▶ _SET TASKS_:
1. Extract the camper thread word for word, everything from "## bluefamily (Aug" down to "that sounds awesome!!".
2. Extend the forum thread about the RV gift, picking up after its final post.

▶ _SOURCE_:
# A camper huh?



## Indigo Bully Connection (Dec 21, 2006)

Mom and Dad are going to be giving me their RV. It needs some work, but i think it'll be fun once I get it on track... it'll give me and the dogs an excuse to get out of the house for the weekend... I'll have Doug hold on to the ladder on the back.:rofl:


----------



## PBN (Aug 1, 2009)

Congrats!


----------



## buzhunter (Sep 3, 2007)

Nice. Don't have a camper but I got some nice tents. lol


----------



## tonios (Jul 24, 2009)

Maybe they're trying to give you a hint....Time get the hell out of our house!!!!....LMAO

I'm kidd'n!


----------



## BLUE PIT BULL MAN (May 22, 2009)

tonios said:


> Maybe they're trying to give you a hint....Time get the hell out of our house!!!!....LMAO
> 
> I'm kidd'n!


:rofl::rofl: :rofl: :rofl: :rofl: :rofl: :rofl: :rofl: :rofl: :rofl:


----------



## bluefamily (Aug 8, 2007)

am jealous! I want to go camping too!!!! I am thrilled for you!


----------



## Roxy_Nie (Oct 10, 2008)

Ohhhhh that sounds awesome!!

▶ _EXCERPTED RECORDS_:
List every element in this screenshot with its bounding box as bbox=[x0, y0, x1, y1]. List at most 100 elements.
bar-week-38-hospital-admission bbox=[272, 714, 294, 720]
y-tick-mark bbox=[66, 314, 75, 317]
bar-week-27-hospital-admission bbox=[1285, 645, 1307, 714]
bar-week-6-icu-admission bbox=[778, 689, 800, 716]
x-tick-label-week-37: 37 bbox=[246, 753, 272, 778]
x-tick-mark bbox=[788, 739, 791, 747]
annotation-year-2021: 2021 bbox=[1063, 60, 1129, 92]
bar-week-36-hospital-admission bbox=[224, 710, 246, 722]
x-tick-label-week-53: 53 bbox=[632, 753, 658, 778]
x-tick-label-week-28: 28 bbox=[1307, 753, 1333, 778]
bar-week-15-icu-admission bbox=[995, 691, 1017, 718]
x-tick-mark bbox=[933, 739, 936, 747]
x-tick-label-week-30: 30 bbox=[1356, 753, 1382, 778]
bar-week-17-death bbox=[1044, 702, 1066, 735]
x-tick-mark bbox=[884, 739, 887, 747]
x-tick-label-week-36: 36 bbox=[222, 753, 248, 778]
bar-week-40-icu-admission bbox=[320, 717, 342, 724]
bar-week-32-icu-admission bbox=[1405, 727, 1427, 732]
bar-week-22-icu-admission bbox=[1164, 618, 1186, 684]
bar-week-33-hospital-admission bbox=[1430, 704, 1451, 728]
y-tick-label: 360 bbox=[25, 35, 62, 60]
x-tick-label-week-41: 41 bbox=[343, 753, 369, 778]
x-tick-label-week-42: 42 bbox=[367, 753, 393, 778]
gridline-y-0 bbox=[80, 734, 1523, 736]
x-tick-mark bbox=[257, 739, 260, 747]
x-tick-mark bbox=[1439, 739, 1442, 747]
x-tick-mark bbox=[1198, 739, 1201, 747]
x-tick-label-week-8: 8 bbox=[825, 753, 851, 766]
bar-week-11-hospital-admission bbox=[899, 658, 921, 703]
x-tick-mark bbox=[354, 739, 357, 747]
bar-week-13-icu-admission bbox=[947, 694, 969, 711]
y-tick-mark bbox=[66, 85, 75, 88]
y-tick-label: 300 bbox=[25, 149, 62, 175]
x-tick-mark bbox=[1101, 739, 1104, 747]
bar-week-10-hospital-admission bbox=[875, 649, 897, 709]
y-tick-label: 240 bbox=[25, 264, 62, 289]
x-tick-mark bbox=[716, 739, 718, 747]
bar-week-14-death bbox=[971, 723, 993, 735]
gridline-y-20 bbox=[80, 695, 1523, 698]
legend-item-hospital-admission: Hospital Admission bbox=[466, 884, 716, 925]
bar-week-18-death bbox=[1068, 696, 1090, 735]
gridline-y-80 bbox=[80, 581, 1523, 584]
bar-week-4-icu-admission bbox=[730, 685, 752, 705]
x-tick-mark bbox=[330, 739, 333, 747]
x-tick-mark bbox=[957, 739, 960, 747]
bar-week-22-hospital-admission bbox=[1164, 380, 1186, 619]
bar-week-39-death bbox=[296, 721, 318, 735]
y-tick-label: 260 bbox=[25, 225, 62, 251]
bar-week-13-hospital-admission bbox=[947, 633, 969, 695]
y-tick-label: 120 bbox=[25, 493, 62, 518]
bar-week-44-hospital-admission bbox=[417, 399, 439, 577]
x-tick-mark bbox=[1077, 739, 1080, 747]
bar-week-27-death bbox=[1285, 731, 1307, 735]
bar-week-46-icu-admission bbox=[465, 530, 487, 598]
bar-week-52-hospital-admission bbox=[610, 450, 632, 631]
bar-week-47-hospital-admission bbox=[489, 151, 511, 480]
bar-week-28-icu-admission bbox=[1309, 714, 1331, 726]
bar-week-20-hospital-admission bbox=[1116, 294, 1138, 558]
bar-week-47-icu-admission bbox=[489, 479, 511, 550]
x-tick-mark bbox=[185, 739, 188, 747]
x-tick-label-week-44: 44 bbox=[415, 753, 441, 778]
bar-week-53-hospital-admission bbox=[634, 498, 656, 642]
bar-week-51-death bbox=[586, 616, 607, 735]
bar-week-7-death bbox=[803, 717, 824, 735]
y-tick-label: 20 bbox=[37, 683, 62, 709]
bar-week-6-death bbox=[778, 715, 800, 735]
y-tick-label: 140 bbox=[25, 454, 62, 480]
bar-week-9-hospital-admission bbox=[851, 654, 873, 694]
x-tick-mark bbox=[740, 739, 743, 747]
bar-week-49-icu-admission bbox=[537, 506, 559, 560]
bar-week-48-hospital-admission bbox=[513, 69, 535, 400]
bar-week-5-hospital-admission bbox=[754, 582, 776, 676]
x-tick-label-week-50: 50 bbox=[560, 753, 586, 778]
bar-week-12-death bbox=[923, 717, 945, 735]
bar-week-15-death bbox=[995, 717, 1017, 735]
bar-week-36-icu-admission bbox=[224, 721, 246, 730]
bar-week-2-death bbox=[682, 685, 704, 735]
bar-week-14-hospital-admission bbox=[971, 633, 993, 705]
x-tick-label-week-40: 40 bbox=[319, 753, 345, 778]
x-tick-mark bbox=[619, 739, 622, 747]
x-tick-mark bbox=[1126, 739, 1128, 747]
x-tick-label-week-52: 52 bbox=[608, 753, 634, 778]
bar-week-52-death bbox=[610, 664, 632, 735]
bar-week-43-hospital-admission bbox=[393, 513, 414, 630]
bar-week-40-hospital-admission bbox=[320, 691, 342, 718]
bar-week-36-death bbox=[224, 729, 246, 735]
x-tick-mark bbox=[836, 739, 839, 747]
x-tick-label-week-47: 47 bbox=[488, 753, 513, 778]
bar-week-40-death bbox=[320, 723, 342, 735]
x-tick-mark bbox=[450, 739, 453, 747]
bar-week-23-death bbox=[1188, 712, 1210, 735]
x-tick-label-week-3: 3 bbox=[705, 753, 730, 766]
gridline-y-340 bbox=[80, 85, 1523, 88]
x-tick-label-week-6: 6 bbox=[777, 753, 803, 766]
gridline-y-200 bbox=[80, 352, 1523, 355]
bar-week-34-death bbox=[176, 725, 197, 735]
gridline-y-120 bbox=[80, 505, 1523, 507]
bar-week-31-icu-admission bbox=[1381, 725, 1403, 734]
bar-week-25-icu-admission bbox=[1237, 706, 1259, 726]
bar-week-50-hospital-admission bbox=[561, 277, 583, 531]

▶ _ANSWERS TO EACH TASK_:
1.
## bluefamily (Aug 8, 2007)

am jealous! I want to go camping too!!!! I am thrilled for you!


----------



## Roxy_Nie (Oct 10, 2008)

Ohhhhh that sounds awesome!!

2.
Aleast if you travel for dog shows and such you guys will travel in style...LOL


----------



## Indigo Bully Connection (Dec 21, 2006)

tonios said:


> Maybe they're trying to give you a hint....Time get the hell out of our house!!!!....LMAO
> 
> I'm kidd'n!


haha it's ok. I have actually lived on my own since the day before I turned 18. bought my own place by the time I was 20.

I really hope this thing isn't too much of a hastle. I've got some roof work that needs to be done and I'd like to personalize the interior.


----------



## BLUE PIT BULL MAN (May 22, 2009)

Sounds like a great project.


----------



## Indigo Bully Connection (Dec 21, 2006)

heres some exterior pictures of this beast. I'll get some interior pictures this week.


----------



## Sadie's Dad (Jul 9, 2009)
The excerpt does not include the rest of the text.